((

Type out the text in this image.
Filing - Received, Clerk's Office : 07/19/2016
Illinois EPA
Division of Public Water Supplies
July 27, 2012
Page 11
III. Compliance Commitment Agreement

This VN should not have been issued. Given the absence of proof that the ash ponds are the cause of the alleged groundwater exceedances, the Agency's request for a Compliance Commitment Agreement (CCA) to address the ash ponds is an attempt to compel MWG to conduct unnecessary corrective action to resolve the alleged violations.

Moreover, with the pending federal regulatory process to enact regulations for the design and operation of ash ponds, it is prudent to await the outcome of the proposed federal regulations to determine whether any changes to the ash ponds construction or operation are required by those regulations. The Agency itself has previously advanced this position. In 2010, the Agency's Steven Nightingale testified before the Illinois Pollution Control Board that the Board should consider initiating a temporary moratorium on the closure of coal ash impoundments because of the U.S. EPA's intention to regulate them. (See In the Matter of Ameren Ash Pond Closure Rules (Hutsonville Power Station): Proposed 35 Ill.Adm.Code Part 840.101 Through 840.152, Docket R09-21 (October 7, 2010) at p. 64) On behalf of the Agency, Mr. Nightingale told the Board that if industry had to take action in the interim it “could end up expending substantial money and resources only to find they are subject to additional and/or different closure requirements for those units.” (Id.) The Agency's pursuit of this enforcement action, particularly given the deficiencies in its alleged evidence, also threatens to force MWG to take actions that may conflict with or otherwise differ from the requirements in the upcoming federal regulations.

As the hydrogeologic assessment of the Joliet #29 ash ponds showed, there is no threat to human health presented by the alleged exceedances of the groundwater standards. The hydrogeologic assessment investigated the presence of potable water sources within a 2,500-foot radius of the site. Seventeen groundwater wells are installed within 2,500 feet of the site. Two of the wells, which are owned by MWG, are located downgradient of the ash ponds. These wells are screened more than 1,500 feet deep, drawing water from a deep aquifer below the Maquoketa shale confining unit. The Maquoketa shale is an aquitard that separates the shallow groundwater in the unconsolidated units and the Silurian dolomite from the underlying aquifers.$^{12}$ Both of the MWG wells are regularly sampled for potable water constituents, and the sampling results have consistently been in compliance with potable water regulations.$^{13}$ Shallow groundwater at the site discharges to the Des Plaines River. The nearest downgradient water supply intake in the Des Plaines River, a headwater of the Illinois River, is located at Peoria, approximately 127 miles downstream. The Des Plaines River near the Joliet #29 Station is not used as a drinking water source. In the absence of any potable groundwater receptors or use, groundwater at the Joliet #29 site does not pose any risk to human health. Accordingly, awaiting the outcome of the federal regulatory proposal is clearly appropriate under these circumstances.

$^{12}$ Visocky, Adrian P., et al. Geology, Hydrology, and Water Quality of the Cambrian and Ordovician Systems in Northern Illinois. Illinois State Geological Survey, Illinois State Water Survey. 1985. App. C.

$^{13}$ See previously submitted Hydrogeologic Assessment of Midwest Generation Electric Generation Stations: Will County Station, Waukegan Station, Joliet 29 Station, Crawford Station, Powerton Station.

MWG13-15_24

))

▸ Exercise task
On how many lines does the word "Agreement" appear? Answer with only the number.

▸ Task response
2